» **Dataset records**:
===============
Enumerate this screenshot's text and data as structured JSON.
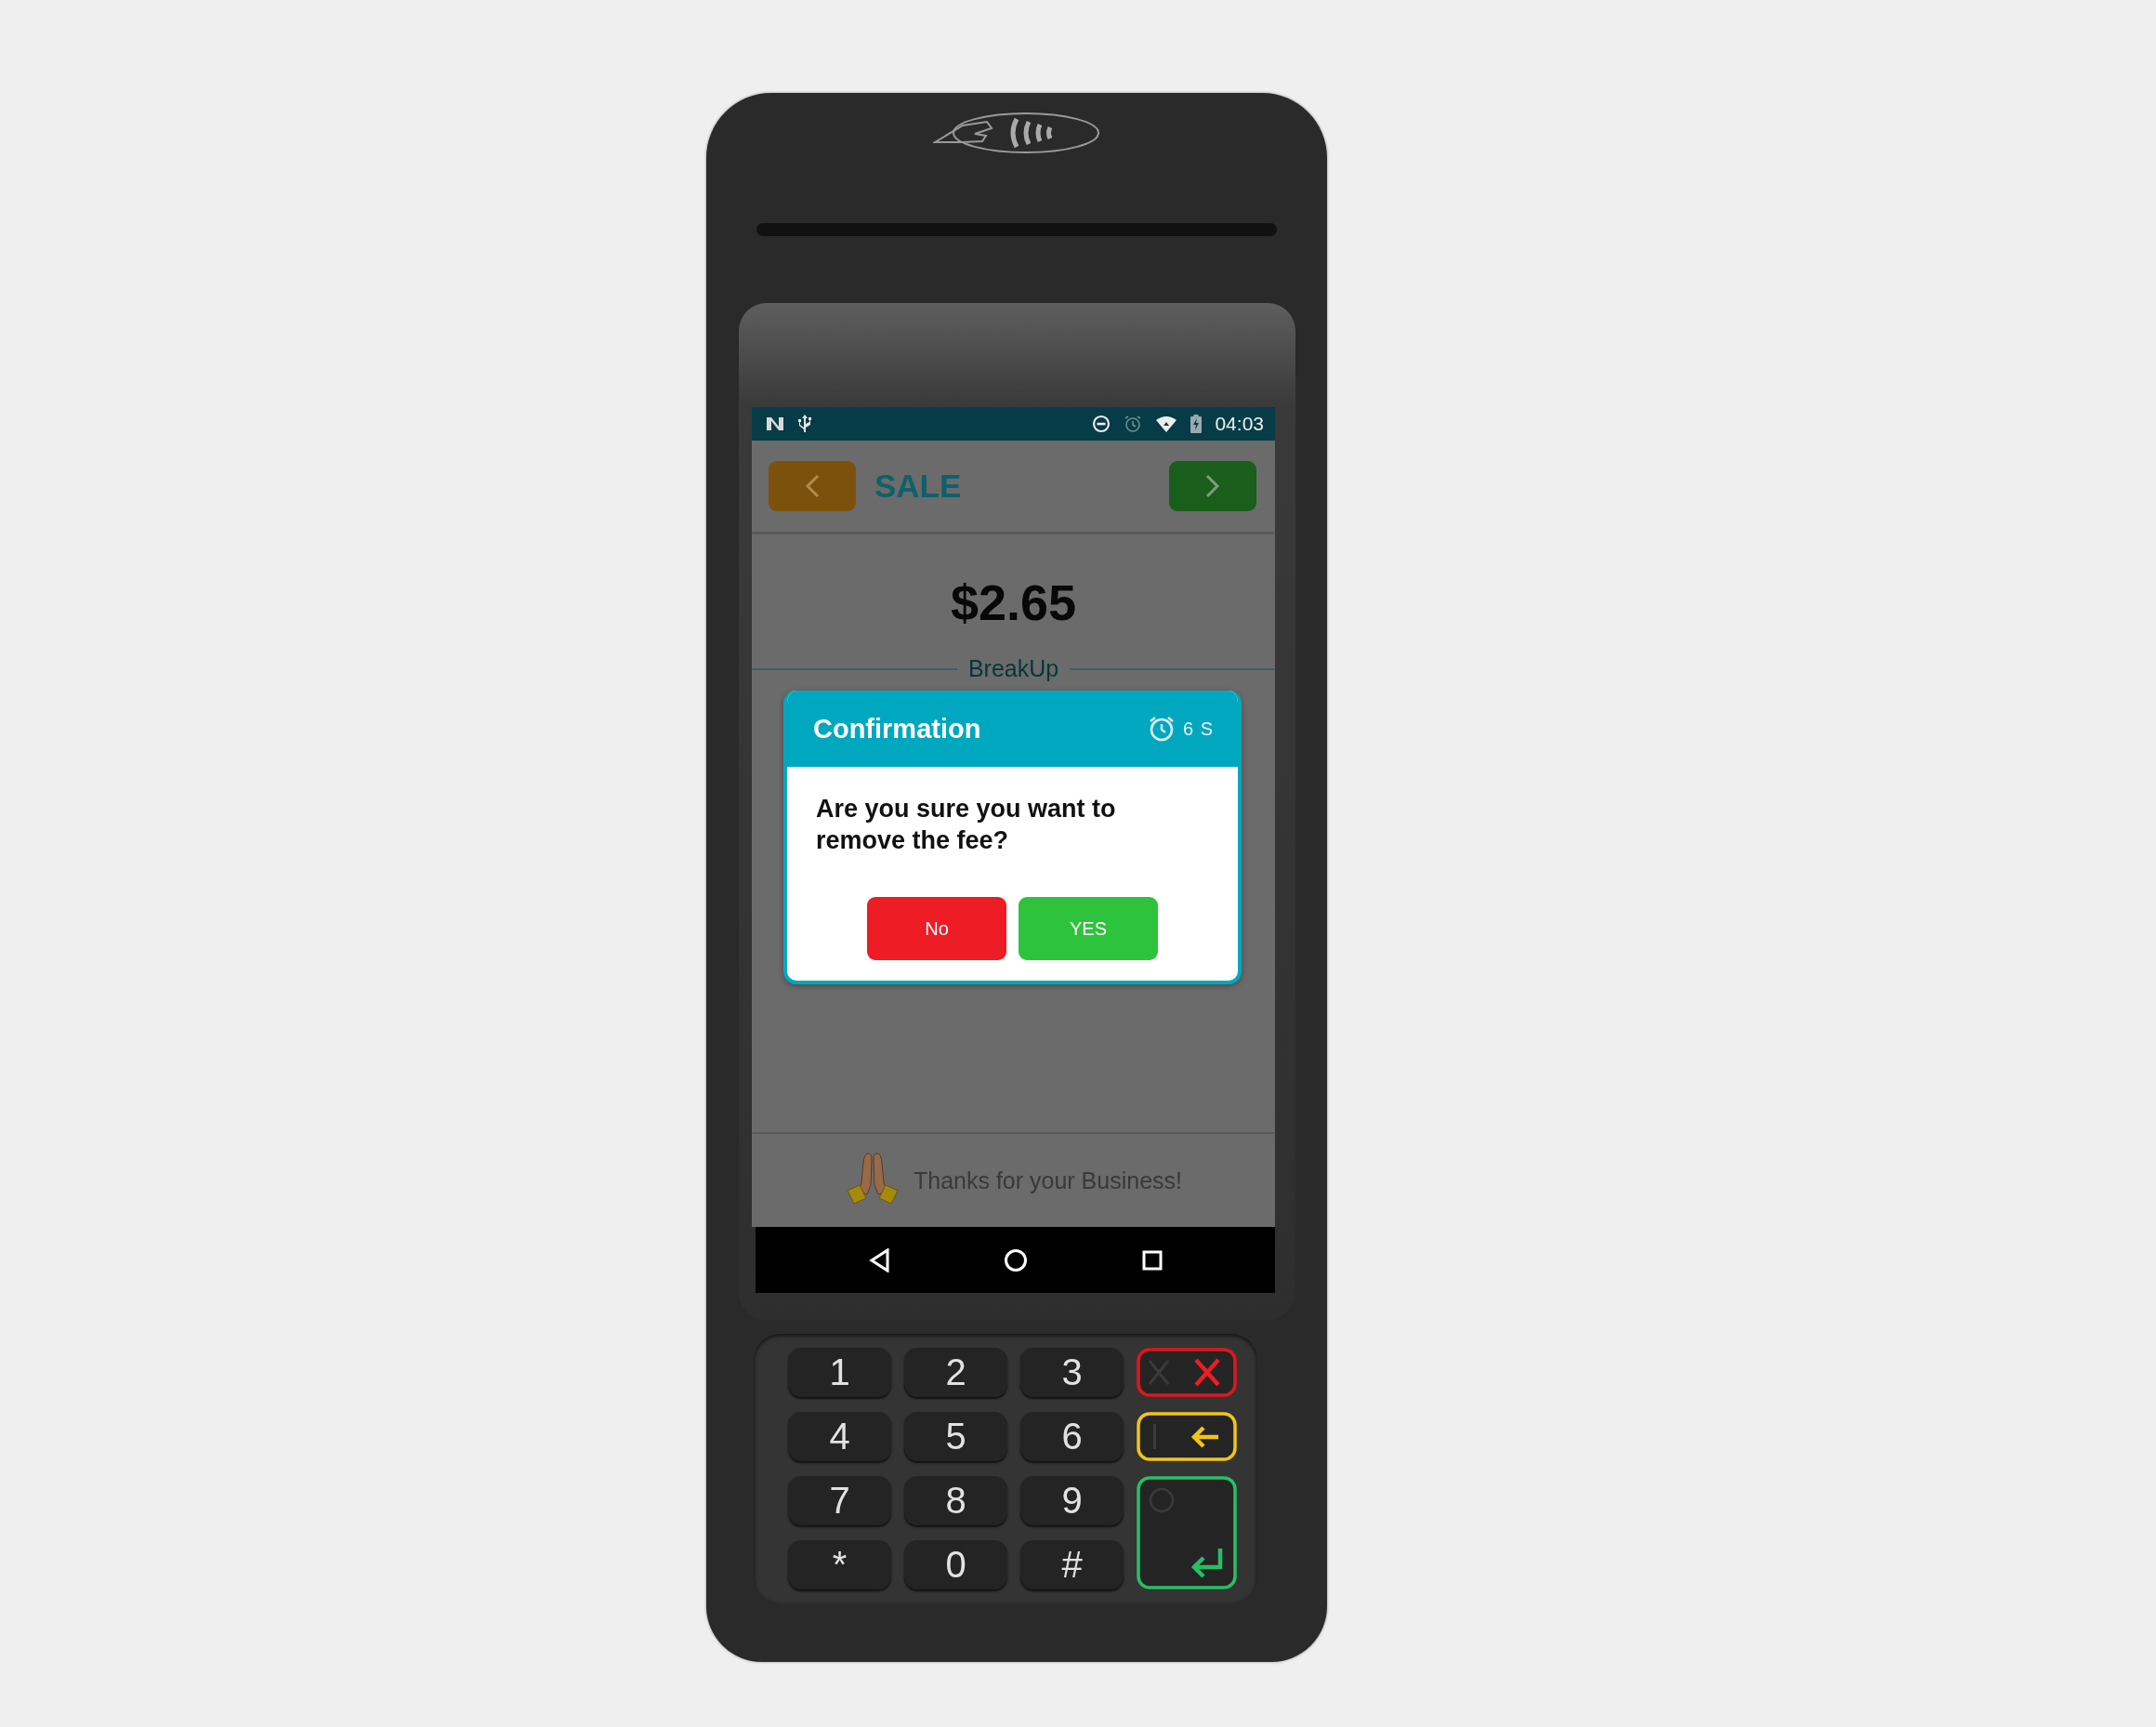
{
  "status_bar": {
    "time": "04:03"
  },
  "header": {
    "title": "SALE"
  },
  "amount": "$2.65",
  "section_label": "BreakUp",
  "footer": {
    "message": "Thanks for your Business!"
  },
  "dialog": {
    "title": "Confirmation",
    "timer": "6 S",
    "message": "Are you sure you want to remove the fee?",
    "buttons": [
      {
        "label": "No",
        "kind": "cancel"
      },
      {
        "label": "YES",
        "kind": "confirm"
      }
    ]
  },
  "keypad": {
    "keys": [
      "1",
      "2",
      "3",
      "4",
      "5",
      "6",
      "7",
      "8",
      "9",
      "*",
      "0",
      "#"
    ]
  }
}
===============
» **What is required**:
Output all of the data exactly as it stands, minus any images.

» **In response**:
Enumerate this screenshot's text and data as structured JSON.
{
  "status_bar": {
    "time": "04:03"
  },
  "header": {
    "title": "SALE"
  },
  "amount": "$2.65",
  "section_label": "BreakUp",
  "footer": {
    "message": "Thanks for your Business!"
  },
  "dialog": {
    "title": "Confirmation",
    "timer": "6 S",
    "message": "Are you sure you want to remove the fee?",
    "buttons": [
      {
        "label": "No",
        "kind": "cancel"
      },
      {
        "label": "YES",
        "kind": "confirm"
      }
    ]
  },
  "keypad": {
    "keys": [
      "1",
      "2",
      "3",
      "4",
      "5",
      "6",
      "7",
      "8",
      "9",
      "*",
      "0",
      "#"
    ]
  }
}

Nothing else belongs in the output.